**RECORDS TO USE:**
* START *

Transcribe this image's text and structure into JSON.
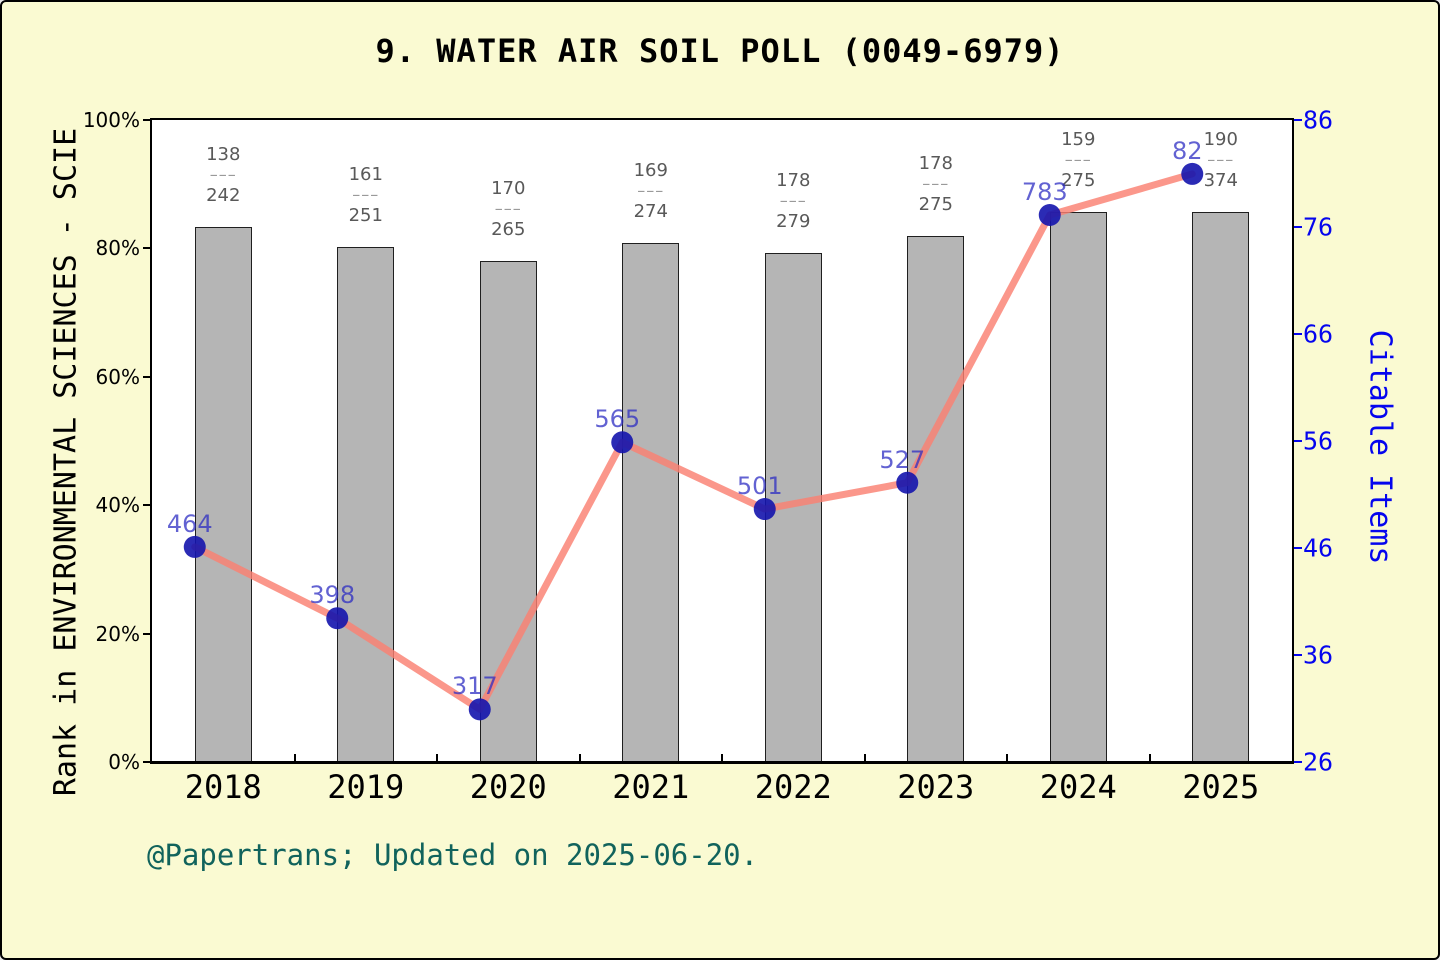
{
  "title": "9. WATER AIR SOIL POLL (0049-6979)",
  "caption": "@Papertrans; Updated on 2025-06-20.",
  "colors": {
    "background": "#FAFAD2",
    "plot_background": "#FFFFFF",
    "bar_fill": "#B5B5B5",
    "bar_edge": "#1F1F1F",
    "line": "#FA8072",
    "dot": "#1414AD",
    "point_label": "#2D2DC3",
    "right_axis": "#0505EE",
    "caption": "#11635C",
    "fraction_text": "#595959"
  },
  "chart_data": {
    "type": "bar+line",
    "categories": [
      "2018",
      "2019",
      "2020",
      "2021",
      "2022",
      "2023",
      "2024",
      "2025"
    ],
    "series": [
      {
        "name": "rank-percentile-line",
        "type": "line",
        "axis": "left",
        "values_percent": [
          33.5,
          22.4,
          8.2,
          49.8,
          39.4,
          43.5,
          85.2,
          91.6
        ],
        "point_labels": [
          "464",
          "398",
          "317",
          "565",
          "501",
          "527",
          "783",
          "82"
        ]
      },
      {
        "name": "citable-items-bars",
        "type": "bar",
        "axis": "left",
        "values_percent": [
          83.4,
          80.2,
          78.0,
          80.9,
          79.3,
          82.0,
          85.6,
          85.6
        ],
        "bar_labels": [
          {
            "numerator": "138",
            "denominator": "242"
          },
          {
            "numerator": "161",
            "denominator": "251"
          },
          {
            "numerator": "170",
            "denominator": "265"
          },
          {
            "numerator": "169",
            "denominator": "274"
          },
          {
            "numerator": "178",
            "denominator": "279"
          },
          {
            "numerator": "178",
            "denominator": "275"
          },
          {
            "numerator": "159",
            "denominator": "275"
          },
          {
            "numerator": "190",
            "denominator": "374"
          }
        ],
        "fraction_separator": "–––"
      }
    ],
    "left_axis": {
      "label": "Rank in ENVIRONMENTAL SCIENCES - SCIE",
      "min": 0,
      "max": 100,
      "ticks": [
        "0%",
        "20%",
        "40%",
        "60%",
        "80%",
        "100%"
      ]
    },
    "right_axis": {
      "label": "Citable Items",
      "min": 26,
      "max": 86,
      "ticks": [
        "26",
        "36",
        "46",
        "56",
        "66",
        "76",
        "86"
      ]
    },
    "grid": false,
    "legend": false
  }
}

* END *
* START *

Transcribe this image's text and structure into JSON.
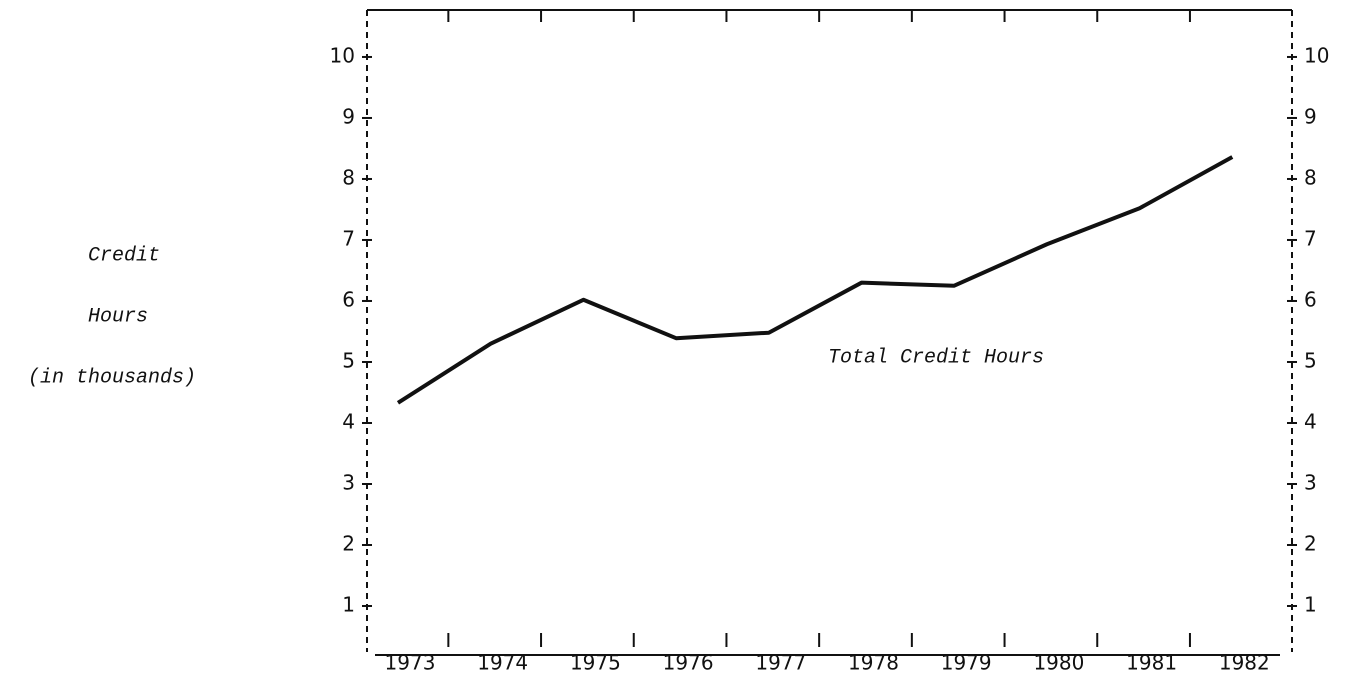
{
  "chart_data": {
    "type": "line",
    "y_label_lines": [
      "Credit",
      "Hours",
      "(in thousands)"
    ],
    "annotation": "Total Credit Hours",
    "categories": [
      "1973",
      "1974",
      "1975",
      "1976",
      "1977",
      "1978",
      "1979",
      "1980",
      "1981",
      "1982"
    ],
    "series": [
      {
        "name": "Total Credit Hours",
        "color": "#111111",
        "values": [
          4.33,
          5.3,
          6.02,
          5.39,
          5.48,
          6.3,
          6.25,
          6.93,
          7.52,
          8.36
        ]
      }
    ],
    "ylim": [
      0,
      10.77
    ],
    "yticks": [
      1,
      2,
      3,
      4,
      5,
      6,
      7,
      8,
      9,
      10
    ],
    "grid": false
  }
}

* END *

**WRITTEN INSTRUCTION:**
Of the lines in the material, how many include "numerator"? Respond with the number alone.

**RESULT:**
8